*** STORED DATA

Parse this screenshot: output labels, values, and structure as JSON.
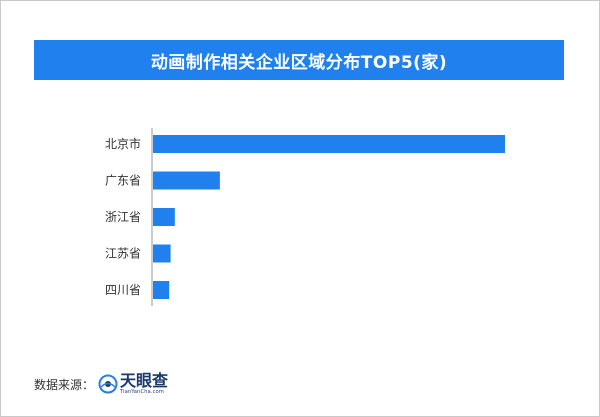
{
  "chart_data": {
    "type": "bar",
    "orientation": "horizontal",
    "title": "动画制作相关企业区域分布TOP5(家)",
    "categories": [
      "北京市",
      "广东省",
      "浙江省",
      "江苏省",
      "四川省"
    ],
    "values": [
      1000,
      190,
      62,
      50,
      46
    ],
    "xlim": [
      0,
      1000
    ],
    "grid": false,
    "bar_color": "#1f80ee"
  },
  "source": {
    "label": "数据来源：",
    "logo_name": "天眼查",
    "logo_sub": "TianYanCha.com"
  }
}
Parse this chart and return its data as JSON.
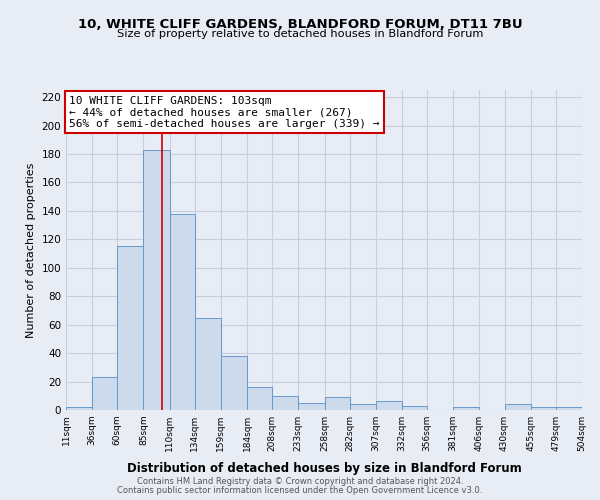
{
  "title1": "10, WHITE CLIFF GARDENS, BLANDFORD FORUM, DT11 7BU",
  "title2": "Size of property relative to detached houses in Blandford Forum",
  "xlabel": "Distribution of detached houses by size in Blandford Forum",
  "ylabel": "Number of detached properties",
  "bin_edges": [
    11,
    36,
    60,
    85,
    110,
    134,
    159,
    184,
    208,
    233,
    258,
    282,
    307,
    332,
    356,
    381,
    406,
    430,
    455,
    479,
    504
  ],
  "bar_heights": [
    2,
    23,
    115,
    183,
    138,
    65,
    38,
    16,
    10,
    5,
    9,
    4,
    6,
    3,
    0,
    2,
    0,
    4,
    2,
    2
  ],
  "bar_color": "#ccdaeb",
  "bar_edgecolor": "#6699cc",
  "grid_color": "#c5cfe0",
  "bg_color": "#e8edf5",
  "property_line_x": 103,
  "property_line_color": "#cc0000",
  "annotation_line1": "10 WHITE CLIFF GARDENS: 103sqm",
  "annotation_line2": "← 44% of detached houses are smaller (267)",
  "annotation_line3": "56% of semi-detached houses are larger (339) →",
  "annotation_box_edgecolor": "#cc0000",
  "annotation_box_facecolor": "#ffffff",
  "ylim": [
    0,
    225
  ],
  "yticks": [
    0,
    20,
    40,
    60,
    80,
    100,
    120,
    140,
    160,
    180,
    200,
    220
  ],
  "tick_labels": [
    "11sqm",
    "36sqm",
    "60sqm",
    "85sqm",
    "110sqm",
    "134sqm",
    "159sqm",
    "184sqm",
    "208sqm",
    "233sqm",
    "258sqm",
    "282sqm",
    "307sqm",
    "332sqm",
    "356sqm",
    "381sqm",
    "406sqm",
    "430sqm",
    "455sqm",
    "479sqm",
    "504sqm"
  ],
  "footer1": "Contains HM Land Registry data © Crown copyright and database right 2024.",
  "footer2": "Contains public sector information licensed under the Open Government Licence v3.0."
}
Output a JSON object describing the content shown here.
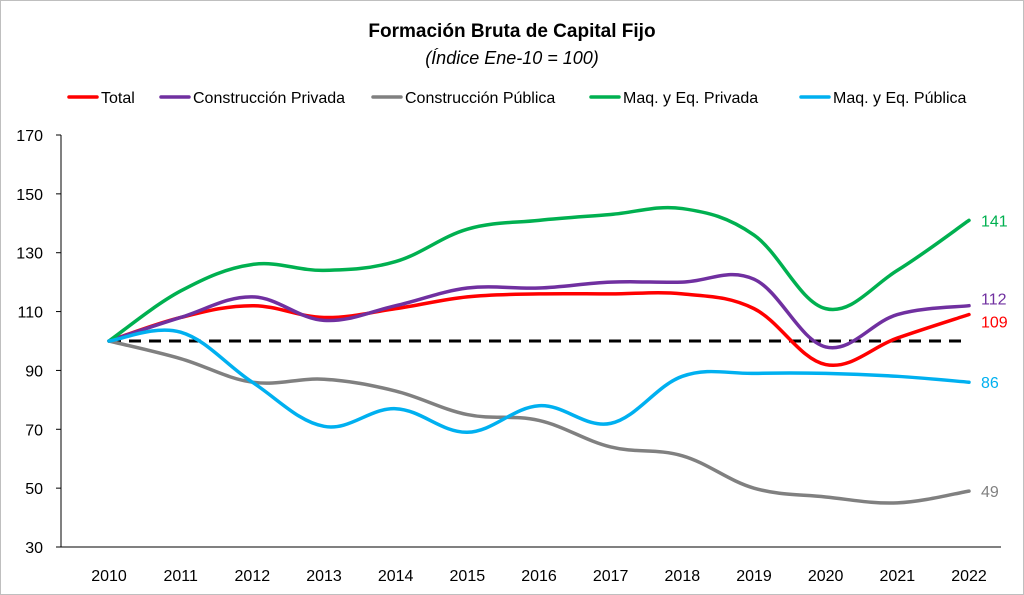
{
  "chart_data": {
    "type": "line",
    "title": "Formación Bruta de Capital Fijo",
    "subtitle": "(Índice Ene-10 = 100)",
    "xlabel": "",
    "ylabel": "",
    "x": [
      "2010",
      "2011",
      "2012",
      "2013",
      "2014",
      "2015",
      "2016",
      "2017",
      "2018",
      "2019",
      "2020",
      "2021",
      "2022"
    ],
    "ylim": [
      30,
      170
    ],
    "yticks": [
      30,
      50,
      70,
      90,
      110,
      130,
      150,
      170
    ],
    "grid": false,
    "legend_position": "top",
    "reference_line": {
      "value": 100,
      "style": "dashed",
      "color": "#000000"
    },
    "series": [
      {
        "name": "Total",
        "color": "#ff0000",
        "values": [
          100,
          108,
          112,
          108,
          111,
          115,
          116,
          116,
          116,
          111,
          92,
          101,
          109
        ],
        "end_label": "109"
      },
      {
        "name": "Construcción Privada",
        "color": "#7030a0",
        "values": [
          100,
          108,
          115,
          107,
          112,
          118,
          118,
          120,
          120,
          121,
          98,
          109,
          112
        ],
        "end_label": "112"
      },
      {
        "name": "Construcción Pública",
        "color": "#808080",
        "values": [
          100,
          94,
          86,
          87,
          83,
          75,
          73,
          64,
          61,
          50,
          47,
          45,
          49
        ],
        "end_label": "49"
      },
      {
        "name": "Maq. y Eq. Privada",
        "color": "#00b050",
        "values": [
          100,
          117,
          126,
          124,
          127,
          138,
          141,
          143,
          145,
          136,
          111,
          124,
          141
        ],
        "end_label": "141"
      },
      {
        "name": "Maq. y Eq. Pública",
        "color": "#00b0f0",
        "values": [
          100,
          103,
          86,
          71,
          77,
          69,
          78,
          72,
          88,
          89,
          89,
          88,
          86
        ],
        "end_label": "86"
      }
    ]
  }
}
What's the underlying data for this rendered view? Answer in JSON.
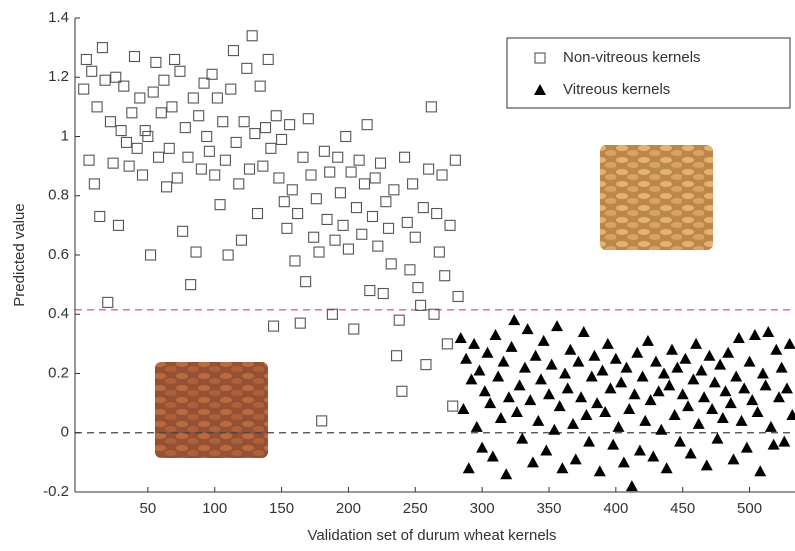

******

WRITTEN PROBLEM: Retype the records exactly. Any image in them should not appear in what you write.

WORKED SOLUTION:
Parse this screenshot: output labels, values, and structure as JSON.
{
  "chart_data": {
    "type": "bar",
    "orientation": "horizontal",
    "title": "动画制作相关企业区域分布TOP5(家)",
    "categories": [
      "北京市",
      "广东省",
      "浙江省",
      "江苏省",
      "四川省"
    ],
    "values": [
      1000,
      190,
      62,
      50,
      46
    ],
    "xlim": [
      0,
      1000
    ],
    "grid": false,
    "bar_color": "#1f80ee"
  },
  "source": {
    "label": "数据来源：",
    "logo_name": "天眼查",
    "logo_sub": "TianYanCha.com"
  }
}
Parse this chart and return its data as JSON.
{
  "title1": "10, WHITE CLIFF GARDENS, BLANDFORD FORUM, DT11 7BU",
  "title2": "Size of property relative to detached houses in Blandford Forum",
  "xlabel": "Distribution of detached houses by size in Blandford Forum",
  "ylabel": "Number of detached properties",
  "bin_edges": [
    11,
    36,
    60,
    85,
    110,
    134,
    159,
    184,
    208,
    233,
    258,
    282,
    307,
    332,
    356,
    381,
    406,
    430,
    455,
    479,
    504
  ],
  "bar_heights": [
    2,
    23,
    115,
    183,
    138,
    65,
    38,
    16,
    10,
    5,
    9,
    4,
    6,
    3,
    0,
    2,
    0,
    4,
    2,
    2
  ],
  "bar_color": "#ccdaeb",
  "bar_edgecolor": "#6699cc",
  "grid_color": "#c5cfe0",
  "bg_color": "#e8edf5",
  "property_line_x": 103,
  "property_line_color": "#cc0000",
  "annotation_line1": "10 WHITE CLIFF GARDENS: 103sqm",
  "annotation_line2": "← 44% of detached houses are smaller (267)",
  "annotation_line3": "56% of semi-detached houses are larger (339) →",
  "annotation_box_edgecolor": "#cc0000",
  "annotation_box_facecolor": "#ffffff",
  "ylim": [
    0,
    225
  ],
  "yticks": [
    0,
    20,
    40,
    60,
    80,
    100,
    120,
    140,
    160,
    180,
    200,
    220
  ],
  "tick_labels": [
    "11sqm",
    "36sqm",
    "60sqm",
    "85sqm",
    "110sqm",
    "134sqm",
    "159sqm",
    "184sqm",
    "208sqm",
    "233sqm",
    "258sqm",
    "282sqm",
    "307sqm",
    "332sqm",
    "356sqm",
    "381sqm",
    "406sqm",
    "430sqm",
    "455sqm",
    "479sqm",
    "504sqm"
  ],
  "footer1": "Contains HM Land Registry data © Crown copyright and database right 2024.",
  "footer2": "Contains public sector information licensed under the Open Government Licence v3.0."
}
Output a JSON object describing the content shown here.
{
  "chart_data": {
    "type": "line",
    "title": "Formación Bruta de Capital Fijo",
    "subtitle": "(Índice Ene-10 = 100)",
    "xlabel": "",
    "ylabel": "",
    "x": [
      "2010",
      "2011",
      "2012",
      "2013",
      "2014",
      "2015",
      "2016",
      "2017",
      "2018",
      "2019",
      "2020",
      "2021",
      "2022"
    ],
    "ylim": [
      30,
      170
    ],
    "yticks": [
      30,
      50,
      70,
      90,
      110,
      130,
      150,
      170
    ],
    "grid": false,
    "legend_position": "top",
    "reference_line": {
      "value": 100,
      "style": "dashed",
      "color": "#000000"
    },
    "series": [
      {
        "name": "Total",
        "color": "#ff0000",
        "values": [
          100,
          108,
          112,
          108,
          111,
          115,
          116,
          116,
          116,
          111,
          92,
          101,
          109
        ],
        "end_label": "109"
      },
      {
        "name": "Construcción Privada",
        "color": "#7030a0",
        "values": [
          100,
          108,
          115,
          107,
          112,
          118,
          118,
          120,
          120,
          121,
          98,
          109,
          112
        ],
        "end_label": "112"
      },
      {
        "name": "Construcción Pública",
        "color": "#808080",
        "values": [
          100,
          94,
          86,
          87,
          83,
          75,
          73,
          64,
          61,
          50,
          47,
          45,
          49
        ],
        "end_label": "49"
      },
      {
        "name": "Maq. y Eq. Privada",
        "color": "#00b050",
        "values": [
          100,
          117,
          126,
          124,
          127,
          138,
          141,
          143,
          145,
          136,
          111,
          124,
          141
        ],
        "end_label": "141"
      },
      {
        "name": "Maq. y Eq. Pública",
        "color": "#00b0f0",
        "values": [
          100,
          103,
          86,
          71,
          77,
          69,
          78,
          72,
          88,
          89,
          89,
          88,
          86
        ],
        "end_label": "86"
      }
    ]
  }
}
What's the underlying data for this rendered view? Answer in JSON.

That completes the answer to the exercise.